Transcribe every record that appears below, exactly and in full.

Stored items from a collection:
****

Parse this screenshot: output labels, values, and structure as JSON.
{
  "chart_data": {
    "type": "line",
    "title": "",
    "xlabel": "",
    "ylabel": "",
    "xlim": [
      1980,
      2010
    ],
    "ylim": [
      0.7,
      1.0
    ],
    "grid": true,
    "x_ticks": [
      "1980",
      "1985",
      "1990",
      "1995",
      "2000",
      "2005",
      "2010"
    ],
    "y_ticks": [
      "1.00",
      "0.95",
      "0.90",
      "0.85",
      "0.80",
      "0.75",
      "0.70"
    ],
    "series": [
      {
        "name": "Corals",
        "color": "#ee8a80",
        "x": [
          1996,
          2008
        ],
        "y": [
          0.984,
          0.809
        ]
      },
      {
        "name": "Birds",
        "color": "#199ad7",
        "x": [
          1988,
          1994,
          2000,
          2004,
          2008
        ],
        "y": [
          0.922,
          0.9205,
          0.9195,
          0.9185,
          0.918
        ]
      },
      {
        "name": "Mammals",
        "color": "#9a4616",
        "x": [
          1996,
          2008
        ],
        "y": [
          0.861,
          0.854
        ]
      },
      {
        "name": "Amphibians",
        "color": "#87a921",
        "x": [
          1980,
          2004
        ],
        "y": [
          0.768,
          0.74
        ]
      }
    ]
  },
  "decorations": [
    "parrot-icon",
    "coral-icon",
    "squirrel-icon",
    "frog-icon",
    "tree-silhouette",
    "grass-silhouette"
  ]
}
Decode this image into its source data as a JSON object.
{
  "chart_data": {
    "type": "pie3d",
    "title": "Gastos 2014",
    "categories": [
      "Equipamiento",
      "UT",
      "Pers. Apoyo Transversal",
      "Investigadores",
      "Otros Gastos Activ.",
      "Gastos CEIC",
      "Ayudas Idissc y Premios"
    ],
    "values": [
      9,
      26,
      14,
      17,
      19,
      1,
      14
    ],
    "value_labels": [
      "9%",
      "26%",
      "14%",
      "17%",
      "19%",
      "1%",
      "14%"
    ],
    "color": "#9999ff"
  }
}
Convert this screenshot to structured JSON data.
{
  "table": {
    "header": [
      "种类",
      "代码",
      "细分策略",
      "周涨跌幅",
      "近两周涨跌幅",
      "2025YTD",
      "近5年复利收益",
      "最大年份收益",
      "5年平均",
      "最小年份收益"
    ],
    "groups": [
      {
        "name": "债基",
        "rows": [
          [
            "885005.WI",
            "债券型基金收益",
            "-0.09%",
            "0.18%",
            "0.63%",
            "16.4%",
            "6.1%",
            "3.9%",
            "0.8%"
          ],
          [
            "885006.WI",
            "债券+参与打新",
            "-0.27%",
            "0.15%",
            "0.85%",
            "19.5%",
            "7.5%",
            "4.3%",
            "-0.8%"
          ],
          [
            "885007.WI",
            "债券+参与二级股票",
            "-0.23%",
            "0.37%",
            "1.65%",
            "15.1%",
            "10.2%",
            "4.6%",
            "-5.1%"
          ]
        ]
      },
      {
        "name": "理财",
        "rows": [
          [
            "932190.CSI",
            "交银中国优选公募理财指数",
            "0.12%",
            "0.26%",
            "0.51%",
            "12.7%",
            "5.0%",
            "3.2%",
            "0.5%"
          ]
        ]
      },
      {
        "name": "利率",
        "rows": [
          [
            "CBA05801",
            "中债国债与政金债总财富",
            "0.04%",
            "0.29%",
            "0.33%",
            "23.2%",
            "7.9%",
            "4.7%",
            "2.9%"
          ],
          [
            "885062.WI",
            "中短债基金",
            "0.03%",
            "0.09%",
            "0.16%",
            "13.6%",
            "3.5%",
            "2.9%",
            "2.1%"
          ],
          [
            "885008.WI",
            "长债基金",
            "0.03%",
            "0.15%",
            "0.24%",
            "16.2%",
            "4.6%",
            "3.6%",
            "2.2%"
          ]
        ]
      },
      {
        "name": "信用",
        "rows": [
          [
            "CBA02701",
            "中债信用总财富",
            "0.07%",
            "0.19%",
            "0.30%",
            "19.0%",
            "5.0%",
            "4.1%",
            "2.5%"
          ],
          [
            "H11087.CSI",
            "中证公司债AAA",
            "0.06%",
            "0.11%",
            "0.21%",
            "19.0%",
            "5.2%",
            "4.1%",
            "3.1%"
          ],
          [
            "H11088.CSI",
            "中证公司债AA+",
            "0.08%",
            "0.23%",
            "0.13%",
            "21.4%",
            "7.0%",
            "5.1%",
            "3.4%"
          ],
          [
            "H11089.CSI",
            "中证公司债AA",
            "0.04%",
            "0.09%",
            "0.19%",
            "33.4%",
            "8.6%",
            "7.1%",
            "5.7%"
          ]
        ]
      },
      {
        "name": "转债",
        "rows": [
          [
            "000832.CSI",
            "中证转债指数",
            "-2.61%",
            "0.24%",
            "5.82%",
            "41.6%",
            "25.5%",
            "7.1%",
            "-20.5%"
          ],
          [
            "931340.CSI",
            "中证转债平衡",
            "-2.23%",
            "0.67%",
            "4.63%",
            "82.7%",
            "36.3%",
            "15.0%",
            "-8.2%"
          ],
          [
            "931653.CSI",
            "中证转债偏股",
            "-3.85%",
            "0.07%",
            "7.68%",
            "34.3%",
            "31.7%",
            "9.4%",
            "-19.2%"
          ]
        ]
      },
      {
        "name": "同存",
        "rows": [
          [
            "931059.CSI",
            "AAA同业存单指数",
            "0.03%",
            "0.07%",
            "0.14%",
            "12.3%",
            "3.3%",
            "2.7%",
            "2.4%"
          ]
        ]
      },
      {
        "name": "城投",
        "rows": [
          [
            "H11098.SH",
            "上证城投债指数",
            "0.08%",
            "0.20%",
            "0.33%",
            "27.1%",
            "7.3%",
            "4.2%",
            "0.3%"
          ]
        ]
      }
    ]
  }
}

****

**Exercise solution:**
Parse this screenshot: output labels, values, and structure as JSON.
{
  "chart_data": {
    "type": "line",
    "title": "",
    "xlabel": "",
    "ylabel": "",
    "xlim": [
      1980,
      2010
    ],
    "ylim": [
      0.7,
      1.0
    ],
    "grid": true,
    "x_ticks": [
      "1980",
      "1985",
      "1990",
      "1995",
      "2000",
      "2005",
      "2010"
    ],
    "y_ticks": [
      "1.00",
      "0.95",
      "0.90",
      "0.85",
      "0.80",
      "0.75",
      "0.70"
    ],
    "series": [
      {
        "name": "Corals",
        "color": "#ee8a80",
        "x": [
          1996,
          2008
        ],
        "y": [
          0.984,
          0.809
        ]
      },
      {
        "name": "Birds",
        "color": "#199ad7",
        "x": [
          1988,
          1994,
          2000,
          2004,
          2008
        ],
        "y": [
          0.922,
          0.9205,
          0.9195,
          0.9185,
          0.918
        ]
      },
      {
        "name": "Mammals",
        "color": "#9a4616",
        "x": [
          1996,
          2008
        ],
        "y": [
          0.861,
          0.854
        ]
      },
      {
        "name": "Amphibians",
        "color": "#87a921",
        "x": [
          1980,
          2004
        ],
        "y": [
          0.768,
          0.74
        ]
      }
    ]
  },
  "decorations": [
    "parrot-icon",
    "coral-icon",
    "squirrel-icon",
    "frog-icon",
    "tree-silhouette",
    "grass-silhouette"
  ]
}
Decode this image into its source data as a JSON object.
{
  "chart_data": {
    "type": "pie3d",
    "title": "Gastos 2014",
    "categories": [
      "Equipamiento",
      "UT",
      "Pers. Apoyo Transversal",
      "Investigadores",
      "Otros Gastos Activ.",
      "Gastos CEIC",
      "Ayudas Idissc y Premios"
    ],
    "values": [
      9,
      26,
      14,
      17,
      19,
      1,
      14
    ],
    "value_labels": [
      "9%",
      "26%",
      "14%",
      "17%",
      "19%",
      "1%",
      "14%"
    ],
    "color": "#9999ff"
  }
}
Convert this screenshot to structured JSON data.
{
  "table": {
    "header": [
      "种类",
      "代码",
      "细分策略",
      "周涨跌幅",
      "近两周涨跌幅",
      "2025YTD",
      "近5年复利收益",
      "最大年份收益",
      "5年平均",
      "最小年份收益"
    ],
    "groups": [
      {
        "name": "债基",
        "rows": [
          [
            "885005.WI",
            "债券型基金收益",
            "-0.09%",
            "0.18%",
            "0.63%",
            "16.4%",
            "6.1%",
            "3.9%",
            "0.8%"
          ],
          [
            "885006.WI",
            "债券+参与打新",
            "-0.27%",
            "0.15%",
            "0.85%",
            "19.5%",
            "7.5%",
            "4.3%",
            "-0.8%"
          ],
          [
            "885007.WI",
            "债券+参与二级股票",
            "-0.23%",
            "0.37%",
            "1.65%",
            "15.1%",
            "10.2%",
            "4.6%",
            "-5.1%"
          ]
        ]
      },
      {
        "name": "理财",
        "rows": [
          [
            "932190.CSI",
            "交银中国优选公募理财指数",
            "0.12%",
            "0.26%",
            "0.51%",
            "12.7%",
            "5.0%",
            "3.2%",
            "0.5%"
          ]
        ]
      },
      {
        "name": "利率",
        "rows": [
          [
            "CBA05801",
            "中债国债与政金债总财富",
            "0.04%",
            "0.29%",
            "0.33%",
            "23.2%",
            "7.9%",
            "4.7%",
            "2.9%"
          ],
          [
            "885062.WI",
            "中短债基金",
            "0.03%",
            "0.09%",
            "0.16%",
            "13.6%",
            "3.5%",
            "2.9%",
            "2.1%"
          ],
          [
            "885008.WI",
            "长债基金",
            "0.03%",
            "0.15%",
            "0.24%",
            "16.2%",
            "4.6%",
            "3.6%",
            "2.2%"
          ]
        ]
      },
      {
        "name": "信用",
        "rows": [
          [
            "CBA02701",
            "中债信用总财富",
            "0.07%",
            "0.19%",
            "0.30%",
            "19.0%",
            "5.0%",
            "4.1%",
            "2.5%"
          ],
          [
            "H11087.CSI",
            "中证公司债AAA",
            "0.06%",
            "0.11%",
            "0.21%",
            "19.0%",
            "5.2%",
            "4.1%",
            "3.1%"
          ],
          [
            "H11088.CSI",
            "中证公司债AA+",
            "0.08%",
            "0.23%",
            "0.13%",
            "21.4%",
            "7.0%",
            "5.1%",
            "3.4%"
          ],
          [
            "H11089.CSI",
            "中证公司债AA",
            "0.04%",
            "0.09%",
            "0.19%",
            "33.4%",
            "8.6%",
            "7.1%",
            "5.7%"
          ]
        ]
      },
      {
        "name": "转债",
        "rows": [
          [
            "000832.CSI",
            "中证转债指数",
            "-2.61%",
            "0.24%",
            "5.82%",
            "41.6%",
            "25.5%",
            "7.1%",
            "-20.5%"
          ],
          [
            "931340.CSI",
            "中证转债平衡",
            "-2.23%",
            "0.67%",
            "4.63%",
            "82.7%",
            "36.3%",
            "15.0%",
            "-8.2%"
          ],
          [
            "931653.CSI",
            "中证转债偏股",
            "-3.85%",
            "0.07%",
            "7.68%",
            "34.3%",
            "31.7%",
            "9.4%",
            "-19.2%"
          ]
        ]
      },
      {
        "name": "同存",
        "rows": [
          [
            "931059.CSI",
            "AAA同业存单指数",
            "0.03%",
            "0.07%",
            "0.14%",
            "12.3%",
            "3.3%",
            "2.7%",
            "2.4%"
          ]
        ]
      },
      {
        "name": "城投",
        "rows": [
          [
            "H11098.SH",
            "上证城投债指数",
            "0.08%",
            "0.20%",
            "0.33%",
            "27.1%",
            "7.3%",
            "4.2%",
            "0.3%"
          ]
        ]
      }
    ]
  }
}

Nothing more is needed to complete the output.